Un véhicule convertit divise par deux les émissions de CO2 par rapport à l’achat d’un véhicule électrique neuf, selon l’Ademe.
© TOLV
DOSSIER 1/2 - Trois ans après la publication du décret autorisant et encadrant le rétrofit des véhicules thermiques, le marché se construit peu à peu du côté des prestataires et des constructeurs automobiles. Les premières homologations ont été validées et les premiers véhicules sont à la route. Reste maintenant à passer à la phase de massification pour une industrialisation réussie.

**DONNÉES FOURNIES:**
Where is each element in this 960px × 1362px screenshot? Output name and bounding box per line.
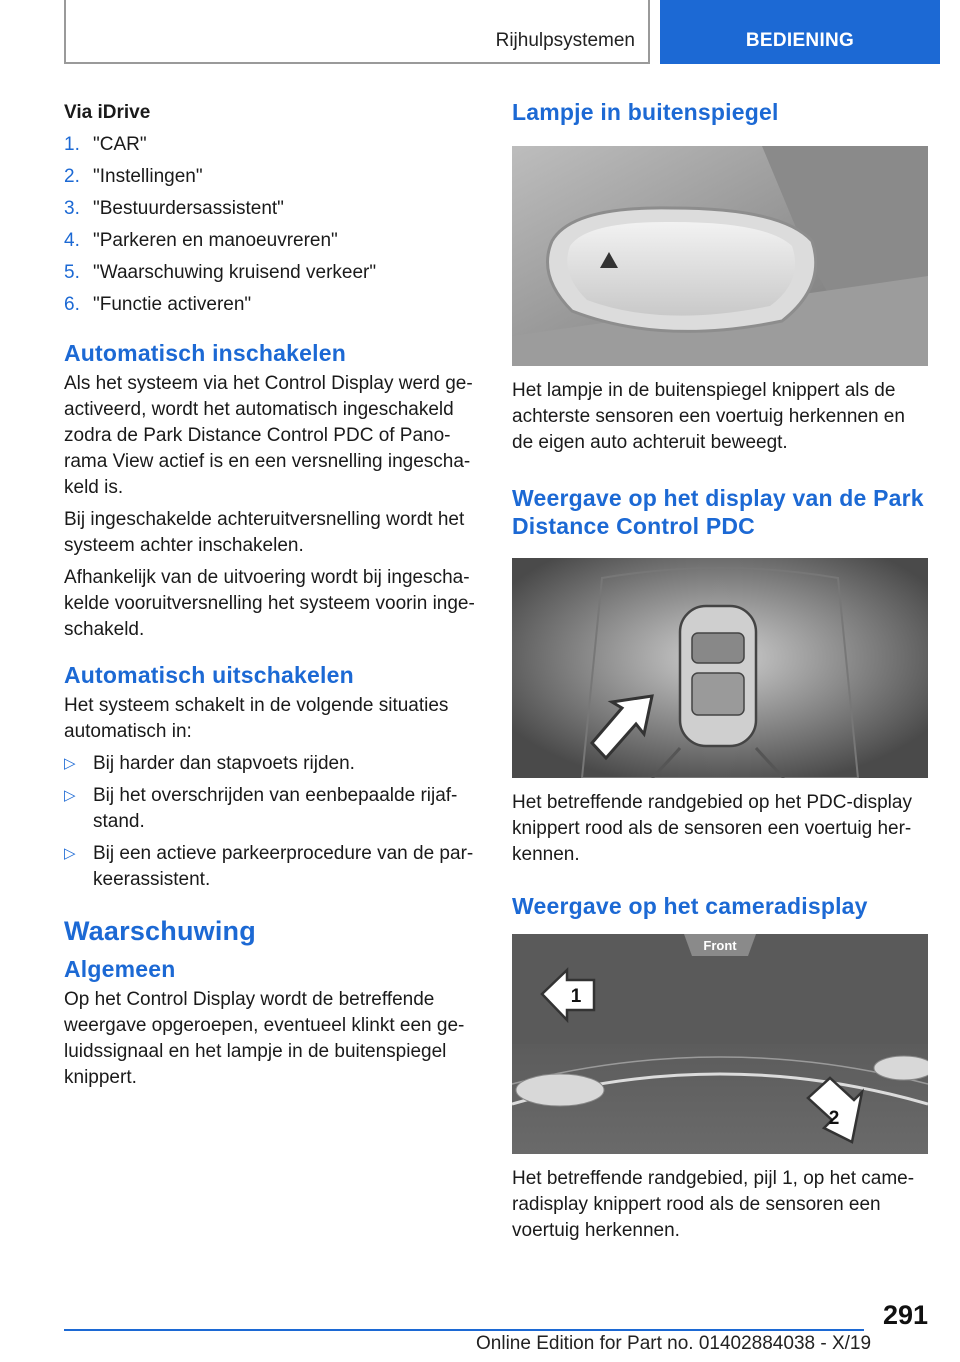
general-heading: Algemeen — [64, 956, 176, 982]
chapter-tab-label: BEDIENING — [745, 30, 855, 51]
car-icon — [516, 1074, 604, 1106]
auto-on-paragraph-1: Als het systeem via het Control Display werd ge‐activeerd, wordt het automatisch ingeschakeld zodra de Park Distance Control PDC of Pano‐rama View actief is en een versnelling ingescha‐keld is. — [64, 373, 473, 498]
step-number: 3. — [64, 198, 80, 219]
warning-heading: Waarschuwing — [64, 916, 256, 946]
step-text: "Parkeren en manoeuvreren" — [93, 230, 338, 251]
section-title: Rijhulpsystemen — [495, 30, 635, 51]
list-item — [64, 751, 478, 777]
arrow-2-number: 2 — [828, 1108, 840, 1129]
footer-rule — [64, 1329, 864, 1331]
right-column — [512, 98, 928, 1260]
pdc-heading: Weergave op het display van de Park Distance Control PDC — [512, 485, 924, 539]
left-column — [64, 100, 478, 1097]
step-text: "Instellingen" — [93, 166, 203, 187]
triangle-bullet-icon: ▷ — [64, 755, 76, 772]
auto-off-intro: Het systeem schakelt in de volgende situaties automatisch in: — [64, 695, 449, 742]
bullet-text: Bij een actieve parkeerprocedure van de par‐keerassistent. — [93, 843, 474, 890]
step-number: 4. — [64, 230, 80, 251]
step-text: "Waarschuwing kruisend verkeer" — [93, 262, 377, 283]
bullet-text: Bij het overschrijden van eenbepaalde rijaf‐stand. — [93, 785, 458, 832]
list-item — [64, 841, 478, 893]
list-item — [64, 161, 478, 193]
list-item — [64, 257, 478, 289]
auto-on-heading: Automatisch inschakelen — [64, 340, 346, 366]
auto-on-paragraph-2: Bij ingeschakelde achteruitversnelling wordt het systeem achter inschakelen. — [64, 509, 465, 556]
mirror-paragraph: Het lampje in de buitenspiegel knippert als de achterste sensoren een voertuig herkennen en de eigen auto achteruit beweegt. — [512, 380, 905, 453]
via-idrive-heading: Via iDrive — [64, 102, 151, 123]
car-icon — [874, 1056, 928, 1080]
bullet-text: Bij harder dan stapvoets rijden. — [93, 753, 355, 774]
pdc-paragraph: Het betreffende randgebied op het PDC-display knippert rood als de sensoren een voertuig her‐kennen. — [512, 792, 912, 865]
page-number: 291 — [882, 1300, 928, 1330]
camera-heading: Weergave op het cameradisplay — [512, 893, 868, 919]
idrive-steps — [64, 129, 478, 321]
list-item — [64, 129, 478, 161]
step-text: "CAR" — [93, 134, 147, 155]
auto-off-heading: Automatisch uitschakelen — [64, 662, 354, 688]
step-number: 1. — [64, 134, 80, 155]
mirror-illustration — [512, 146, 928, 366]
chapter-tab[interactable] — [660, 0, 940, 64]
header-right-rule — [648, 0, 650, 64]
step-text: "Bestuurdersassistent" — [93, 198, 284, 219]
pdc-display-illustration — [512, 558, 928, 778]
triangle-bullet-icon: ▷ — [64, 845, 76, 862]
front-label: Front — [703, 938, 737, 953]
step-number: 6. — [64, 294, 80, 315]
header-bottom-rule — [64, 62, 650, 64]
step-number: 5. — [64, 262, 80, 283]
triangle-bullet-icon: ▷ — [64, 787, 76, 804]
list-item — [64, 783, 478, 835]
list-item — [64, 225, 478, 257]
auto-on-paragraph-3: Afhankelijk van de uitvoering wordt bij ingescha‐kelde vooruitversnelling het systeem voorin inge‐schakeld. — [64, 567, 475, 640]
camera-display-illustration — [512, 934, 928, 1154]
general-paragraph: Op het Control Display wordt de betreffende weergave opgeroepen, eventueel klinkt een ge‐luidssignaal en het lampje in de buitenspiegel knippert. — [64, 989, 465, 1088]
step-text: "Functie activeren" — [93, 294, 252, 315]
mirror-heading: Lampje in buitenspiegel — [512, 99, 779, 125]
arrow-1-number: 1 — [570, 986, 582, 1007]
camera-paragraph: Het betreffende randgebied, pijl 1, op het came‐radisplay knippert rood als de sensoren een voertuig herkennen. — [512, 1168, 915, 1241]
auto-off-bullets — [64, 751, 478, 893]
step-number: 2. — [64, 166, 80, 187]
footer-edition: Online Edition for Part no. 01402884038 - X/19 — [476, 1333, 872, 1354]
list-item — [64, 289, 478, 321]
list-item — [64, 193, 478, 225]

**CONSIGNE:** Restituez mot pour mot l'intégralité du texte sur le rétrofit des véhicules thermiques, sans y apporter la moindre modification.

**CORRIGÉ:**
Un véhicule convertit divise par deux les émissions de CO2 par rapport à l’achat d’un véhicule électrique neuf, selon l’Ademe.
© TOLV
DOSSIER 1/2 - Trois ans après la publication du décret autorisant et encadrant le rétrofit des véhicules thermiques, le marché se construit peu à peu du côté des prestataires et des constructeurs automobiles. Les premières homologations ont été validées et les premiers véhicules sont à la route. Reste maintenant à passer à la phase de massification pour une industrialisation réussie.